[Saved data entries]
────────────────────

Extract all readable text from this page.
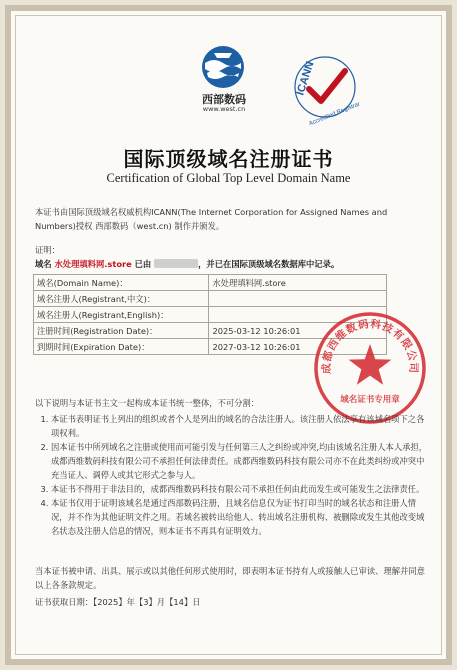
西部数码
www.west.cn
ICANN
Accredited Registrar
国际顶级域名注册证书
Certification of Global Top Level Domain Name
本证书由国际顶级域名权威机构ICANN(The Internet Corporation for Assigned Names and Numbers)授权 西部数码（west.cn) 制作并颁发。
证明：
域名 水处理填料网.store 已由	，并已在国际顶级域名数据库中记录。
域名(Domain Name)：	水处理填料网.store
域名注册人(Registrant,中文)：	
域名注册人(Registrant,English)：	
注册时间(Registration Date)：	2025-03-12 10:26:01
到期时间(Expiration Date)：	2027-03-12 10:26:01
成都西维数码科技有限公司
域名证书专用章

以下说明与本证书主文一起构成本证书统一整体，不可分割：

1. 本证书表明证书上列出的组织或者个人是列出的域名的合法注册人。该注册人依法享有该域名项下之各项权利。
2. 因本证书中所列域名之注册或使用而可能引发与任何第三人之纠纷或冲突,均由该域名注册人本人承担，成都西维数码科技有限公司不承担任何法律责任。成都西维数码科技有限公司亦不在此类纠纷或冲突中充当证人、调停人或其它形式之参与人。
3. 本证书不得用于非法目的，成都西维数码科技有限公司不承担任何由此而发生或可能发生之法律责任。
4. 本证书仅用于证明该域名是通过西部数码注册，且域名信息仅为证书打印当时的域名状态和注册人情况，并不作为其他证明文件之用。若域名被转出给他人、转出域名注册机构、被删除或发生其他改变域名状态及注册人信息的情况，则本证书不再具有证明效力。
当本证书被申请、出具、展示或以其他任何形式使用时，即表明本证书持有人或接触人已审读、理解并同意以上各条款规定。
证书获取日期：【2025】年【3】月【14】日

────────────────────

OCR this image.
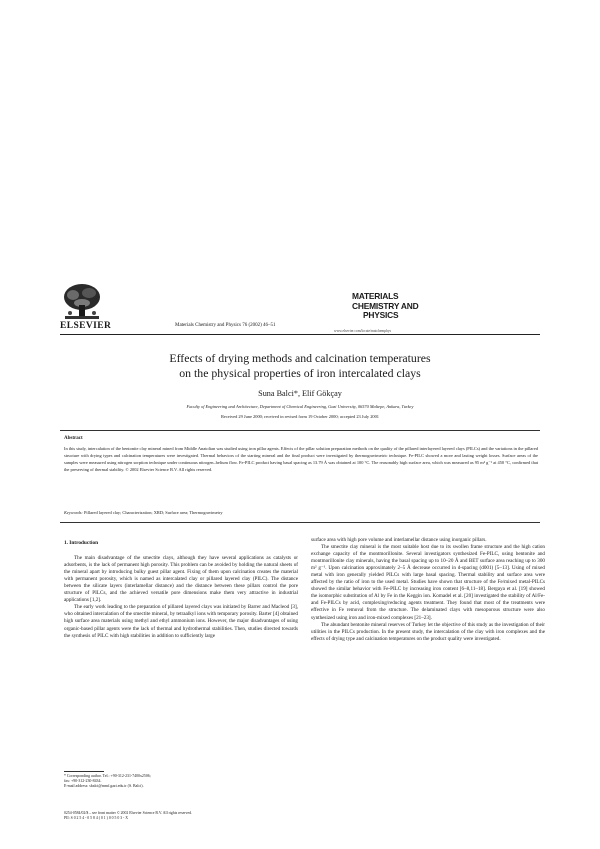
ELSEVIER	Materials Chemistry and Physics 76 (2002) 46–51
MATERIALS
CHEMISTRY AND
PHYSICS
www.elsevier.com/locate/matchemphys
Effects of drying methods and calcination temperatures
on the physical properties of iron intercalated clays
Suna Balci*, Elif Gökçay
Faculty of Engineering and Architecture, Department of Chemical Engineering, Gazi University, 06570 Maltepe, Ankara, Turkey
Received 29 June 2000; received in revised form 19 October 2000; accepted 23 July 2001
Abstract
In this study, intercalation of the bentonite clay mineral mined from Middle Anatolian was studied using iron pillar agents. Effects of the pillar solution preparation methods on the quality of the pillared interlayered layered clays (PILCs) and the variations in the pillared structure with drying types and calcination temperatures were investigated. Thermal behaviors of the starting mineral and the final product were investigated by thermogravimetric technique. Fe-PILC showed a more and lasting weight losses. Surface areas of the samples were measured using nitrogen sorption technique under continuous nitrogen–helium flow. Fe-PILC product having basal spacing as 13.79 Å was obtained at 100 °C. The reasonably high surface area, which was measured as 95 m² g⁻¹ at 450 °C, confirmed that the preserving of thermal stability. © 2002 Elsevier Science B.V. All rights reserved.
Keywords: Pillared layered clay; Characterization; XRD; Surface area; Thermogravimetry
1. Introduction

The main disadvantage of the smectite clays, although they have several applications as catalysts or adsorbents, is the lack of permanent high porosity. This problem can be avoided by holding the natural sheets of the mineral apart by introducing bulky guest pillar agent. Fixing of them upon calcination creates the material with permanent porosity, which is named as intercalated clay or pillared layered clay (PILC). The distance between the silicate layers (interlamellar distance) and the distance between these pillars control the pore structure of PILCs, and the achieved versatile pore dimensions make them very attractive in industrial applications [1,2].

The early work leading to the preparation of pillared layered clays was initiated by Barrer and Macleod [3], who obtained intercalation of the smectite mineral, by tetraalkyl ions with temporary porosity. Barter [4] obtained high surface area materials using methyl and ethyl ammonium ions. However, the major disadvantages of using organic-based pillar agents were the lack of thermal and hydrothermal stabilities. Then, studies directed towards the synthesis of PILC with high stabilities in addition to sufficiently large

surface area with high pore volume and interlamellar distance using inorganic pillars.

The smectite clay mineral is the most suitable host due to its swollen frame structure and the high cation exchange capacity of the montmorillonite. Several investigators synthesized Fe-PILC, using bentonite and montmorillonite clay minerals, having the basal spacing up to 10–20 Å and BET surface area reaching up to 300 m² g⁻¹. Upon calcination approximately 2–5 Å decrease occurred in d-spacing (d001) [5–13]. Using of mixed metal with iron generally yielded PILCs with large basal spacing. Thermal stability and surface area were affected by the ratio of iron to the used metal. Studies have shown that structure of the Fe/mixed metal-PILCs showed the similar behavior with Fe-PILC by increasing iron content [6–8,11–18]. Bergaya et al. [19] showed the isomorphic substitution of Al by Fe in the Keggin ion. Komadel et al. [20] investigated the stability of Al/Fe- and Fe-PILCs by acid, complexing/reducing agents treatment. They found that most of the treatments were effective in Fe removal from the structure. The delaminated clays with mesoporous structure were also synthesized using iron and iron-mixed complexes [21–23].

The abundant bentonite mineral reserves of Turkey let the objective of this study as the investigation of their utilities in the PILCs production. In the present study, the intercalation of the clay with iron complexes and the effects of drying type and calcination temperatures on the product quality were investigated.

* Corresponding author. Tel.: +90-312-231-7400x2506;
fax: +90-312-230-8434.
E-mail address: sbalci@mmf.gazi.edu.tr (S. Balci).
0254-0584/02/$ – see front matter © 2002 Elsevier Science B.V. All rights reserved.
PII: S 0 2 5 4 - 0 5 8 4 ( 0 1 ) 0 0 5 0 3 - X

────────────────────

WRITTEN PROBLEM:
Check each line above for the word "west", and copy the lines where it appears.

EXERCISE ANSWER:
www.west.cn
本证书由国际顶级域名权威机构ICANN(The Internet Corporation for Assigned Names and Numbers)授权 西部数码（west.cn) 制作并颁发。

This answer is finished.